Begin Listed entries

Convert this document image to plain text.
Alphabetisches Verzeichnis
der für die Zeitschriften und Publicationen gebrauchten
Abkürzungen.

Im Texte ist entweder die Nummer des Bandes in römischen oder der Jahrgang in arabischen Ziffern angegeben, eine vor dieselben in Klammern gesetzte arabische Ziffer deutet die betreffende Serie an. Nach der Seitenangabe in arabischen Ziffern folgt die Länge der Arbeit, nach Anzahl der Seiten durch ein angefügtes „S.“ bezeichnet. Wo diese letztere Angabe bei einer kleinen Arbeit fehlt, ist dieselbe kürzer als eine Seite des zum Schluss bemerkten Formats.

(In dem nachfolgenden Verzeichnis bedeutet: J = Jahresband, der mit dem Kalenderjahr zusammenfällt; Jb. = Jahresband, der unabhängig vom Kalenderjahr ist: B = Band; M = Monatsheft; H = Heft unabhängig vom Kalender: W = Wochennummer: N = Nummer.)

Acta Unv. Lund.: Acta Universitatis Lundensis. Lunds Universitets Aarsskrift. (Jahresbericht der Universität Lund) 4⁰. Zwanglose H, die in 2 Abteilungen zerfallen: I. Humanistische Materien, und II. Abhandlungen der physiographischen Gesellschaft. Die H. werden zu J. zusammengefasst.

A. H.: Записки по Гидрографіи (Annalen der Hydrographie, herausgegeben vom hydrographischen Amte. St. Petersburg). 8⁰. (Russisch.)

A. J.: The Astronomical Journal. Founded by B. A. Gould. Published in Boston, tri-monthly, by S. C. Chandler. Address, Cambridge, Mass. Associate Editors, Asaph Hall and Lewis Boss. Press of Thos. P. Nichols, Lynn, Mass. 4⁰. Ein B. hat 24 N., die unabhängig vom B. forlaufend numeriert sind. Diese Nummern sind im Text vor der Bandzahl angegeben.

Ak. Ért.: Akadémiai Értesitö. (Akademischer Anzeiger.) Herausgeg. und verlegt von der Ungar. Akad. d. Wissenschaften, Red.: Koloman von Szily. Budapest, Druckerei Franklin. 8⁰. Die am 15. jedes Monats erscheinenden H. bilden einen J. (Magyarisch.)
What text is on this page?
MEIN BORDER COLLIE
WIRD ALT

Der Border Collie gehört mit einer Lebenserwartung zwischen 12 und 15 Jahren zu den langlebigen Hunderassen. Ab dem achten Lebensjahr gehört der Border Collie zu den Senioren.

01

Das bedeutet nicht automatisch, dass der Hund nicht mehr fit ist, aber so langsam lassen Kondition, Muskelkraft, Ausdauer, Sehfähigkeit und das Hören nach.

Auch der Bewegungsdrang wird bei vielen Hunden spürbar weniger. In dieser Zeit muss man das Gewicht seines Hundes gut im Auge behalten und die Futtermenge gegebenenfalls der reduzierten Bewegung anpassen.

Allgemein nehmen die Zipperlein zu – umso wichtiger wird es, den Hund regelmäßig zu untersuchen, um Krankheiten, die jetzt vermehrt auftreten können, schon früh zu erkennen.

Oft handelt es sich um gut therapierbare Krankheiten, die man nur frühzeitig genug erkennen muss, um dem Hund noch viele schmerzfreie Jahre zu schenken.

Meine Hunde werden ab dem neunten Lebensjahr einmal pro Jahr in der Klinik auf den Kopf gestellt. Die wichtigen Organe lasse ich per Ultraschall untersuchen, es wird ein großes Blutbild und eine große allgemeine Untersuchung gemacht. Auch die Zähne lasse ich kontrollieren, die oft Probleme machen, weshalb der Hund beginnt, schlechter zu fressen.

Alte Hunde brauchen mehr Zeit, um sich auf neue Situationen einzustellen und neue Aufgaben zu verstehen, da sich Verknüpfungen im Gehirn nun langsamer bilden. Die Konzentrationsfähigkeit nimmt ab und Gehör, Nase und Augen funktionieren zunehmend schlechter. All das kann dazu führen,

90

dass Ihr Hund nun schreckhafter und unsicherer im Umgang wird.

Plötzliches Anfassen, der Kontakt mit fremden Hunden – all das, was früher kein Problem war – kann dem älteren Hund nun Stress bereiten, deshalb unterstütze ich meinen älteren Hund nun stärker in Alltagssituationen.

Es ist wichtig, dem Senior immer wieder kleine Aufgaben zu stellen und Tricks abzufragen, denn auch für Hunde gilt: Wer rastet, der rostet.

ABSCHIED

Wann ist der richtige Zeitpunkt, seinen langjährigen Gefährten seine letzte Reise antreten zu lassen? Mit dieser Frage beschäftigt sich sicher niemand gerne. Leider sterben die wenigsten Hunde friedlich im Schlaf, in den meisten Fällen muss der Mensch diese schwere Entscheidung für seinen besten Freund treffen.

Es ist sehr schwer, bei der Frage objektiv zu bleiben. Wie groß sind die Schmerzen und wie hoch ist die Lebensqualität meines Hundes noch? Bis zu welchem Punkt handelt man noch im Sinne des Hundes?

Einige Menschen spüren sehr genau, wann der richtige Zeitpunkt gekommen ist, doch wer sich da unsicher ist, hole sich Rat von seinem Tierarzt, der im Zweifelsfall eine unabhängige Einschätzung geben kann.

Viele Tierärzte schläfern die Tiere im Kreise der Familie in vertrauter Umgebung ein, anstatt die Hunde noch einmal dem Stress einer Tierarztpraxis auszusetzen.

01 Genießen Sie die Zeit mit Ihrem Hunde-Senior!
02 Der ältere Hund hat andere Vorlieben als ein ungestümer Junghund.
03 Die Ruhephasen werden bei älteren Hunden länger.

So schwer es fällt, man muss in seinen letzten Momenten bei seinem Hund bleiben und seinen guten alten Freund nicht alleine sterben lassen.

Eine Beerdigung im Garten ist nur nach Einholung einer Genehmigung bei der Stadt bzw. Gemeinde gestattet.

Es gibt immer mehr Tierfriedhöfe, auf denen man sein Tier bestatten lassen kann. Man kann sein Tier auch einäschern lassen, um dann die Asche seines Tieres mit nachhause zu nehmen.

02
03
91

End Listed entries

== Directions ==
Copy every line from the entries that contains the word "dieser".

== Result below ==
Auch der Bewegungsdrang wird bei vielen Hunden spürbar weniger. In dieser Zeit muss man das Gewicht seines Hundes gut im Auge behalten und die Futtermenge gegebenenfalls der reduzierten Bewegung anpassen.
Wann ist der richtige Zeitpunkt, seinen langjährigen Gefährten seine letzte Reise antreten zu lassen? Mit dieser Frage beschäftigt sich sicher niemand gerne. Leider sterben die wenigsten Hunde friedlich im Schlaf, in den meisten Fällen muss der Mensch diese schwere Entscheidung für seinen besten Freund treffen.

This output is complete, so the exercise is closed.